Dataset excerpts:
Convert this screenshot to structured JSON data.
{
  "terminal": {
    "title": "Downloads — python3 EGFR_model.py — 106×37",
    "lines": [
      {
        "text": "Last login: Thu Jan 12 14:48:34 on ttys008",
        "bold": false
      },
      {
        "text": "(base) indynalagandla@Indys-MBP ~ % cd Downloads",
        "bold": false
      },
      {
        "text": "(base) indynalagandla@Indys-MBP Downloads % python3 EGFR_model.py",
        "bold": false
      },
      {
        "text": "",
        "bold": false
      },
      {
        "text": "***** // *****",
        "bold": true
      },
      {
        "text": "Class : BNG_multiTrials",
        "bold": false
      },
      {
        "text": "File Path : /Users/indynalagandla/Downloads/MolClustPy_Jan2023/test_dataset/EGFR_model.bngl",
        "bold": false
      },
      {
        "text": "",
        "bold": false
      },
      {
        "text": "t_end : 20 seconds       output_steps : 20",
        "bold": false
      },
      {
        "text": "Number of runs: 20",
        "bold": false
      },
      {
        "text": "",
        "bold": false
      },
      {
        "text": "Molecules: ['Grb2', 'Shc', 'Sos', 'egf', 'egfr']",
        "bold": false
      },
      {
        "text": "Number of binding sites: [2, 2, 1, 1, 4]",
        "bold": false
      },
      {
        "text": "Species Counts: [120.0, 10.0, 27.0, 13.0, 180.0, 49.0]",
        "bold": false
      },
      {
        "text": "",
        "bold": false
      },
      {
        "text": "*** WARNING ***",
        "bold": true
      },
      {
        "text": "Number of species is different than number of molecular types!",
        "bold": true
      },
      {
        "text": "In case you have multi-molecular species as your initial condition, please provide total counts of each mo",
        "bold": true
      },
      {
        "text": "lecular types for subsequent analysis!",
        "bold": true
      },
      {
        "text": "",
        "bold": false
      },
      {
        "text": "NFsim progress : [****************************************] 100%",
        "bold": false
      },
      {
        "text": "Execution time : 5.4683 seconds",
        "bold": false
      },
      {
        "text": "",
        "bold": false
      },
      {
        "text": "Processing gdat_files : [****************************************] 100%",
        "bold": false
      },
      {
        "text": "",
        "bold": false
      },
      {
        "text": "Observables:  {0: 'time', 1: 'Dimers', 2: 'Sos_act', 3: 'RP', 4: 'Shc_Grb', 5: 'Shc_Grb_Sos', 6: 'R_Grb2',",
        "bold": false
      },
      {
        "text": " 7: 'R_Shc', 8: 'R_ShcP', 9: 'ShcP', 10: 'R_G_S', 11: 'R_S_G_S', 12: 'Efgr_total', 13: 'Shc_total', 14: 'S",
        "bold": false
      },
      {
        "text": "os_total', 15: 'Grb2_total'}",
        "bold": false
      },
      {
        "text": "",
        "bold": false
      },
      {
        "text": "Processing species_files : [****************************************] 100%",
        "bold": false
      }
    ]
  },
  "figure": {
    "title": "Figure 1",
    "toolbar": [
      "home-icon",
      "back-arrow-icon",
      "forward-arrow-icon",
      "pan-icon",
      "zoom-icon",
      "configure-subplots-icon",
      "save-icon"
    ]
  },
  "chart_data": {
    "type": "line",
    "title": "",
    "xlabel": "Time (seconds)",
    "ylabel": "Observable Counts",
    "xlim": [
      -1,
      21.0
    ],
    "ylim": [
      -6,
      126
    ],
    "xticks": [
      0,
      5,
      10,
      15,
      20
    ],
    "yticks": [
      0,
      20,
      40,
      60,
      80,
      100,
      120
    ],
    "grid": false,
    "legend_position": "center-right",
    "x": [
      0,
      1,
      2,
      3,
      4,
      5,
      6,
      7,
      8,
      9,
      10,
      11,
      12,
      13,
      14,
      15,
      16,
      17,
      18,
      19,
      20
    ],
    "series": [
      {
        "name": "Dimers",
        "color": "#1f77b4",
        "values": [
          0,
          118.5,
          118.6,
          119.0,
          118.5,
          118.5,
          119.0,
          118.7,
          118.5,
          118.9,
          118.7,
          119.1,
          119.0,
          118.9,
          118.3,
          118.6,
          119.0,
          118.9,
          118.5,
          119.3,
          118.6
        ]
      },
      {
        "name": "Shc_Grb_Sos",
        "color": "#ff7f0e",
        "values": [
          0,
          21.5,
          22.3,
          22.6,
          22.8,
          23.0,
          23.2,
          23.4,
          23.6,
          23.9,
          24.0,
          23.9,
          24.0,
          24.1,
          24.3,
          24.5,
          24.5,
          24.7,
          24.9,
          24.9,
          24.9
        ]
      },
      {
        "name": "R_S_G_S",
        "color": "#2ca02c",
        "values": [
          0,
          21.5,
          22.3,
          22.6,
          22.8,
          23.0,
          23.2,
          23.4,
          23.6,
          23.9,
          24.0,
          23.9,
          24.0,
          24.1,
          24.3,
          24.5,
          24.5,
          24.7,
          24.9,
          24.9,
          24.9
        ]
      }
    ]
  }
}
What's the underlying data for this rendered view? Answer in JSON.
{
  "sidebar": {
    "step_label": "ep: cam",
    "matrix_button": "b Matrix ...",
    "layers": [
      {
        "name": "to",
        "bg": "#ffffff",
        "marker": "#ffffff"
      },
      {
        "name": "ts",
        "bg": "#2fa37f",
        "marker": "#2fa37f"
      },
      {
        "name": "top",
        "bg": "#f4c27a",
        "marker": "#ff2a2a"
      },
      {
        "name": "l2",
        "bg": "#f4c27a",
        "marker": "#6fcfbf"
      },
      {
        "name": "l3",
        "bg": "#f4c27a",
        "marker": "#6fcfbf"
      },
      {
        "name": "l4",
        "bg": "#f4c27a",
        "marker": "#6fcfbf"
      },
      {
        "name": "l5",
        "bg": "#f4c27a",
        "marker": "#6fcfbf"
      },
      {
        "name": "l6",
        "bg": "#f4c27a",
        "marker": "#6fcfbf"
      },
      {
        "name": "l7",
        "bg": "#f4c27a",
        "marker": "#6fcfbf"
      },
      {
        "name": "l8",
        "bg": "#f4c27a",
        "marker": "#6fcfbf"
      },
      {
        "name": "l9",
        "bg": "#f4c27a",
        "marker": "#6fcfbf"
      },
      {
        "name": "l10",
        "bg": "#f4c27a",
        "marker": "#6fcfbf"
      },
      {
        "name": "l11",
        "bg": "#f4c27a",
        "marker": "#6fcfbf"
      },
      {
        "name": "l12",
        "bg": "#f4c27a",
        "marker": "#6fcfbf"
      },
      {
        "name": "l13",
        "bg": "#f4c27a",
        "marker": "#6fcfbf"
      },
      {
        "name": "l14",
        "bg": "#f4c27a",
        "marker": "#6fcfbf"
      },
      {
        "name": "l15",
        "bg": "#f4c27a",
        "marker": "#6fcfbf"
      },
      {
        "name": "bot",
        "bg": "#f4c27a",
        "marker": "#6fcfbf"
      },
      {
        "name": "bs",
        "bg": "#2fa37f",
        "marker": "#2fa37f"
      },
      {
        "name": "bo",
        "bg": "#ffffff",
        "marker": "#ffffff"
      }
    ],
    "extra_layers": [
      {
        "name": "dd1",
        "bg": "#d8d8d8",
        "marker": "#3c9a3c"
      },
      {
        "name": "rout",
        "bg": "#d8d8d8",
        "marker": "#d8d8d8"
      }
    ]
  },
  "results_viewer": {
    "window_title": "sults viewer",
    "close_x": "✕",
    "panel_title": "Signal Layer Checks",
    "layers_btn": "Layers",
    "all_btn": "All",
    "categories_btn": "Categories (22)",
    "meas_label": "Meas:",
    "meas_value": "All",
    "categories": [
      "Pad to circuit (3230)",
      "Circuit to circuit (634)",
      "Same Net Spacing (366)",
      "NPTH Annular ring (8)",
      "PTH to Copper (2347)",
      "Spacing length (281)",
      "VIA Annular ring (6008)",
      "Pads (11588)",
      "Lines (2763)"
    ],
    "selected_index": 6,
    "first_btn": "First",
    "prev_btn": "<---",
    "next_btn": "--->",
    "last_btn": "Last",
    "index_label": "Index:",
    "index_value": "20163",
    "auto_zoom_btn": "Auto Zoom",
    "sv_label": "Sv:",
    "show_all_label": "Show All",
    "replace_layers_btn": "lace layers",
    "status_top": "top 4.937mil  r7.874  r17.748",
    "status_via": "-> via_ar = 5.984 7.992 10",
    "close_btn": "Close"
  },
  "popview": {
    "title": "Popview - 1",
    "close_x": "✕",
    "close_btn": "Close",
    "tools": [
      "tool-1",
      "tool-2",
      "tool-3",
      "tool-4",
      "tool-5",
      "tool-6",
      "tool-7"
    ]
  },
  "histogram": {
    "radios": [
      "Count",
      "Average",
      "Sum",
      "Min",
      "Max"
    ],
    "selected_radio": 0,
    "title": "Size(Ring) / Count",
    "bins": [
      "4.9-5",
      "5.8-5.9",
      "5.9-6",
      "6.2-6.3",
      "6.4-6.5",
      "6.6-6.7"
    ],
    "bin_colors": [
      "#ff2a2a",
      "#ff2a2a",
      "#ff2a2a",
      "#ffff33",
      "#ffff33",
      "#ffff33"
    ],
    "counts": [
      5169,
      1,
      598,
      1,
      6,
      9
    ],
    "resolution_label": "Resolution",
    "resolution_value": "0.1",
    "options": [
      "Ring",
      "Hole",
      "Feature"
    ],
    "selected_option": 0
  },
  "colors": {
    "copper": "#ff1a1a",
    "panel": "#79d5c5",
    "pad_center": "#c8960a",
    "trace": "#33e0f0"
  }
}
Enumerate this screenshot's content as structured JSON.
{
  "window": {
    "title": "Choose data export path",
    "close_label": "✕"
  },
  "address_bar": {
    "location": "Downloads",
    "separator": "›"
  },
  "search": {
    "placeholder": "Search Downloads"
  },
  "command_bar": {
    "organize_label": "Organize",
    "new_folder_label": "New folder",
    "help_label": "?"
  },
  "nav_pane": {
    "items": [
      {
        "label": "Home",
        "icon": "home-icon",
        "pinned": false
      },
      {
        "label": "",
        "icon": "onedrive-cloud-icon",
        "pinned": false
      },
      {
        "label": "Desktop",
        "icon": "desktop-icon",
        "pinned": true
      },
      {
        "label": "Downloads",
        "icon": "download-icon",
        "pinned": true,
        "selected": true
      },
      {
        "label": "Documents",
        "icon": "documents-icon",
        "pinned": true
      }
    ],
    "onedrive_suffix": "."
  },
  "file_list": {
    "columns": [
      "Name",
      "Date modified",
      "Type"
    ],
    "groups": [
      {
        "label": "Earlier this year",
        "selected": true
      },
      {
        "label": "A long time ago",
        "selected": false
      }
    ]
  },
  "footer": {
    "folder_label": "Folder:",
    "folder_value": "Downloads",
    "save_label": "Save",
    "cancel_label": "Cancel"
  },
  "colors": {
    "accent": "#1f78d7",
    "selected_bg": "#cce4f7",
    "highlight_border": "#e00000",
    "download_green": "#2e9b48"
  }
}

**Exercise details**: Search the data above for the string "indynalagandla" and copy each line that has it.

**Task solution**:
        "text": "(base) indynalagandla@Indys-MBP ~ % cd Downloads",
        "text": "(base) indynalagandla@Indys-MBP Downloads % python3 EGFR_model.py",
        "text": "File Path : /Users/indynalagandla/Downloads/MolClustPy_Jan2023/test_dataset/EGFR_model.bngl",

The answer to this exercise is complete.